Element data from apps and pages
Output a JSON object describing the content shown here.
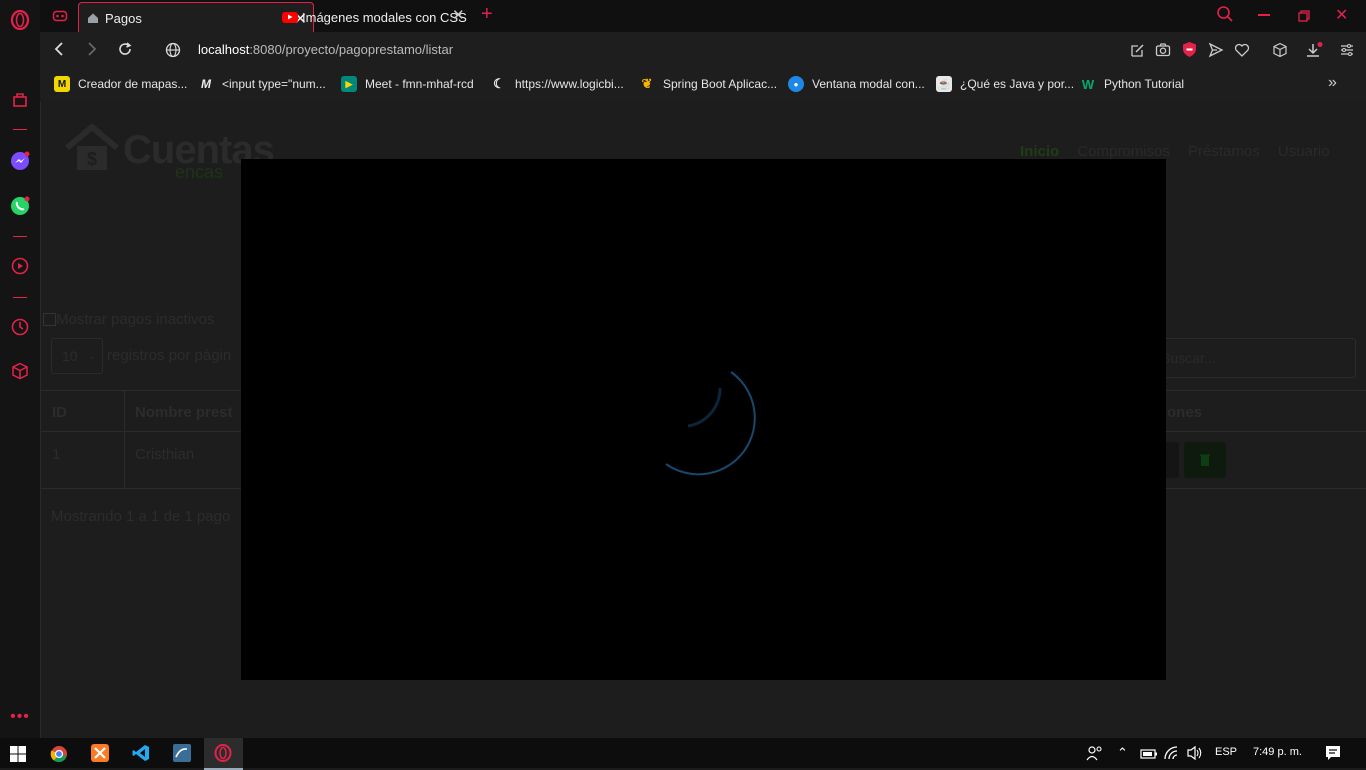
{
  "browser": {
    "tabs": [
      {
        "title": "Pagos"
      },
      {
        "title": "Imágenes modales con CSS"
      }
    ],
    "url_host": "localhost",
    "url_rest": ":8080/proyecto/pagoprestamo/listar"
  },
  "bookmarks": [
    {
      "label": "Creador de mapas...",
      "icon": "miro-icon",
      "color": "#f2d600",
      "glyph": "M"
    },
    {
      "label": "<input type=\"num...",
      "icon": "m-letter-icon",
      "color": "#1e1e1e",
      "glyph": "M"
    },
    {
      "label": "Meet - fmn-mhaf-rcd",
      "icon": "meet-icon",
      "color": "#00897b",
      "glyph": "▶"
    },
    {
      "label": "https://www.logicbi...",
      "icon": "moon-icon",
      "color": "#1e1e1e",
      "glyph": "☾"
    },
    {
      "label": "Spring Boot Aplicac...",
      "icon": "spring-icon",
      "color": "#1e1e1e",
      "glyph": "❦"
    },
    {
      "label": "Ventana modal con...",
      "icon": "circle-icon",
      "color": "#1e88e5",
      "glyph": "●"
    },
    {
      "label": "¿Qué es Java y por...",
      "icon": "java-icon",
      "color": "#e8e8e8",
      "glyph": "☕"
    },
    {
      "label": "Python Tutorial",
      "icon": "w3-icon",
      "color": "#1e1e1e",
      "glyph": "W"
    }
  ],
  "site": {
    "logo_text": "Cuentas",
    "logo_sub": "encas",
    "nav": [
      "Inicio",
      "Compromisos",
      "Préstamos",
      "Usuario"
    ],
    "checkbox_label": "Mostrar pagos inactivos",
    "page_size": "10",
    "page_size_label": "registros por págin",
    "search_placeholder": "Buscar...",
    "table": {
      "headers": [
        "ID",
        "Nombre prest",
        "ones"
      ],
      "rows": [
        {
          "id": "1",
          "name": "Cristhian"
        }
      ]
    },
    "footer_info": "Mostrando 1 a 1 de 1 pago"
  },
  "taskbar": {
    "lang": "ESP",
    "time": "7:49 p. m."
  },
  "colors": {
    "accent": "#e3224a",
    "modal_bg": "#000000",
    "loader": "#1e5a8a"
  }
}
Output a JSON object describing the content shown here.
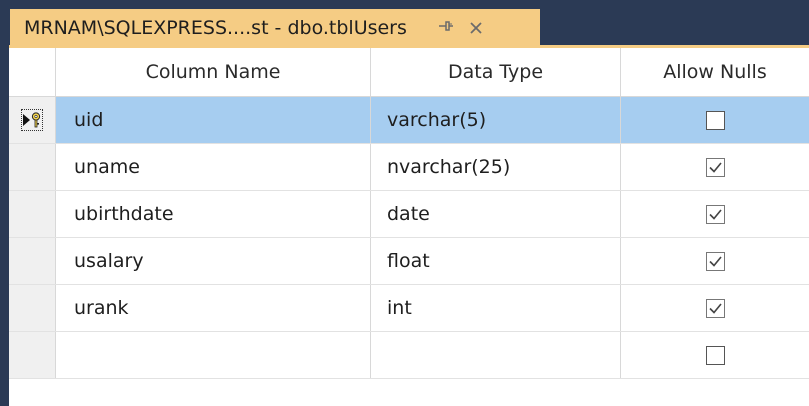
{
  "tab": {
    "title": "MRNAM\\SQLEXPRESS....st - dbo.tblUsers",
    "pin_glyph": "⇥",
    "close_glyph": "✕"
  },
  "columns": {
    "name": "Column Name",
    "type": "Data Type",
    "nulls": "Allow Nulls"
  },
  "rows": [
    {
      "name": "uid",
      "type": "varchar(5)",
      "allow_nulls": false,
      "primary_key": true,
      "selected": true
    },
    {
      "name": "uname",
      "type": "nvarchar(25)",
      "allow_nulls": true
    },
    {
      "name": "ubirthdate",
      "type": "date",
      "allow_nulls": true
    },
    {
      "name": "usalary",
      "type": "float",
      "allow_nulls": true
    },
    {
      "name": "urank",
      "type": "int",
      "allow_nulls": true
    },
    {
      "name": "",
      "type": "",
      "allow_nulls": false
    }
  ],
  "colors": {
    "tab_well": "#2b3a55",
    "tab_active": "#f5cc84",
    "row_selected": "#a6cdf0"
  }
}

THE TASK ▸ Every line of the data above should be returned exactly, with the pictures removed.

RESPONSE TO THIS EXERCISE ▸
Output a JSON object describing the content shown here.
{
  "browser": {
    "tabs": [
      {
        "title": "Pagos"
      },
      {
        "title": "Imágenes modales con CSS"
      }
    ],
    "url_host": "localhost",
    "url_rest": ":8080/proyecto/pagoprestamo/listar"
  },
  "bookmarks": [
    {
      "label": "Creador de mapas...",
      "icon": "miro-icon",
      "color": "#f2d600",
      "glyph": "M"
    },
    {
      "label": "<input type=\"num...",
      "icon": "m-letter-icon",
      "color": "#1e1e1e",
      "glyph": "M"
    },
    {
      "label": "Meet - fmn-mhaf-rcd",
      "icon": "meet-icon",
      "color": "#00897b",
      "glyph": "▶"
    },
    {
      "label": "https://www.logicbi...",
      "icon": "moon-icon",
      "color": "#1e1e1e",
      "glyph": "☾"
    },
    {
      "label": "Spring Boot Aplicac...",
      "icon": "spring-icon",
      "color": "#1e1e1e",
      "glyph": "❦"
    },
    {
      "label": "Ventana modal con...",
      "icon": "circle-icon",
      "color": "#1e88e5",
      "glyph": "●"
    },
    {
      "label": "¿Qué es Java y por...",
      "icon": "java-icon",
      "color": "#e8e8e8",
      "glyph": "☕"
    },
    {
      "label": "Python Tutorial",
      "icon": "w3-icon",
      "color": "#1e1e1e",
      "glyph": "W"
    }
  ],
  "site": {
    "logo_text": "Cuentas",
    "logo_sub": "encas",
    "nav": [
      "Inicio",
      "Compromisos",
      "Préstamos",
      "Usuario"
    ],
    "checkbox_label": "Mostrar pagos inactivos",
    "page_size": "10",
    "page_size_label": "registros por págin",
    "search_placeholder": "Buscar...",
    "table": {
      "headers": [
        "ID",
        "Nombre prest",
        "ones"
      ],
      "rows": [
        {
          "id": "1",
          "name": "Cristhian"
        }
      ]
    },
    "footer_info": "Mostrando 1 a 1 de 1 pago"
  },
  "taskbar": {
    "lang": "ESP",
    "time": "7:49 p. m."
  },
  "colors": {
    "accent": "#e3224a",
    "modal_bg": "#000000",
    "loader": "#1e5a8a"
  }
}
Output a JSON object describing the content shown here.
{
  "tab": {
    "title": "MRNAM\\SQLEXPRESS....st - dbo.tblUsers",
    "pin_glyph": "⇥",
    "close_glyph": "✕"
  },
  "columns": {
    "name": "Column Name",
    "type": "Data Type",
    "nulls": "Allow Nulls"
  },
  "rows": [
    {
      "name": "uid",
      "type": "varchar(5)",
      "allow_nulls": false,
      "primary_key": true,
      "selected": true
    },
    {
      "name": "uname",
      "type": "nvarchar(25)",
      "allow_nulls": true
    },
    {
      "name": "ubirthdate",
      "type": "date",
      "allow_nulls": true
    },
    {
      "name": "usalary",
      "type": "float",
      "allow_nulls": true
    },
    {
      "name": "urank",
      "type": "int",
      "allow_nulls": true
    },
    {
      "name": "",
      "type": "",
      "allow_nulls": false
    }
  ],
  "colors": {
    "tab_well": "#2b3a55",
    "tab_active": "#f5cc84",
    "row_selected": "#a6cdf0"
  }
}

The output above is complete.